## Task to complete
Extract each line bearing the word "this".
╭──
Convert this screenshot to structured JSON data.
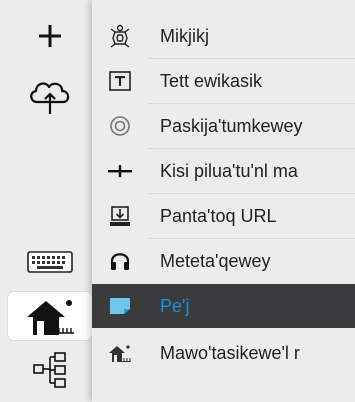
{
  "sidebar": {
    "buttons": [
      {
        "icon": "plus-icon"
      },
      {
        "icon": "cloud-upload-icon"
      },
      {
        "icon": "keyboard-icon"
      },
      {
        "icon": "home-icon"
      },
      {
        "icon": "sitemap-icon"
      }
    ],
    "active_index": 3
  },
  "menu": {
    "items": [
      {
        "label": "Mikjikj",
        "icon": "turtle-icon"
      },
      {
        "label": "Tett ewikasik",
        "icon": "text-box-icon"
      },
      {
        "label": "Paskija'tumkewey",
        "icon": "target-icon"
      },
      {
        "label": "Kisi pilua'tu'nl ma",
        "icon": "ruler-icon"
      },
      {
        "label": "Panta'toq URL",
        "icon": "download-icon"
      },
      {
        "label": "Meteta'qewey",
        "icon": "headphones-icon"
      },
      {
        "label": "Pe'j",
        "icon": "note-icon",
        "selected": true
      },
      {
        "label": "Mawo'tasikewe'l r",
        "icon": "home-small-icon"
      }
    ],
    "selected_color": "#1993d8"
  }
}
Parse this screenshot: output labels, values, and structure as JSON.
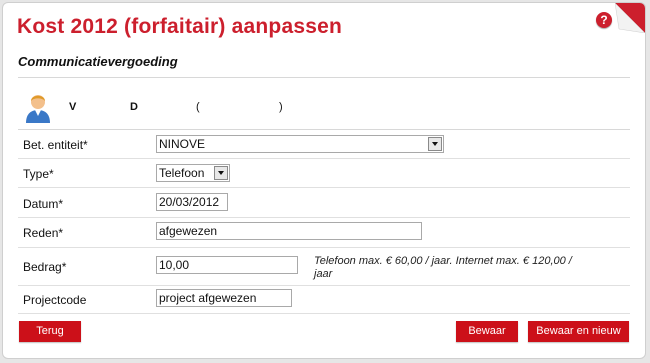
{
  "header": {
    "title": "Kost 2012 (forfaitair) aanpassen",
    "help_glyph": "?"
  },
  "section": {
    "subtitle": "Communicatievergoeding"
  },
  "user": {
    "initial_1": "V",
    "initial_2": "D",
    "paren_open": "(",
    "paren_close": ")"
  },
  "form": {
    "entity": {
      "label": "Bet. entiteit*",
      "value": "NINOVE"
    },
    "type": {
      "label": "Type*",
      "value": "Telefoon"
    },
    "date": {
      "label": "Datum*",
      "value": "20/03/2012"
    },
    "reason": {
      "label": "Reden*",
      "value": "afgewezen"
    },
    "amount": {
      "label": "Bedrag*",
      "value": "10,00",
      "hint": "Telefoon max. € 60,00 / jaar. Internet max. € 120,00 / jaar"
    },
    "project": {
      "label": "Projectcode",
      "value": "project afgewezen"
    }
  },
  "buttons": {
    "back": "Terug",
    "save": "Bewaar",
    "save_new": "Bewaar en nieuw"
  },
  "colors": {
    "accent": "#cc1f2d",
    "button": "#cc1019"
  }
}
╰──
## Exercise solution
Convert this screenshot to structured JSON data.
Parse this screenshot: output labels, values, and structure as JSON.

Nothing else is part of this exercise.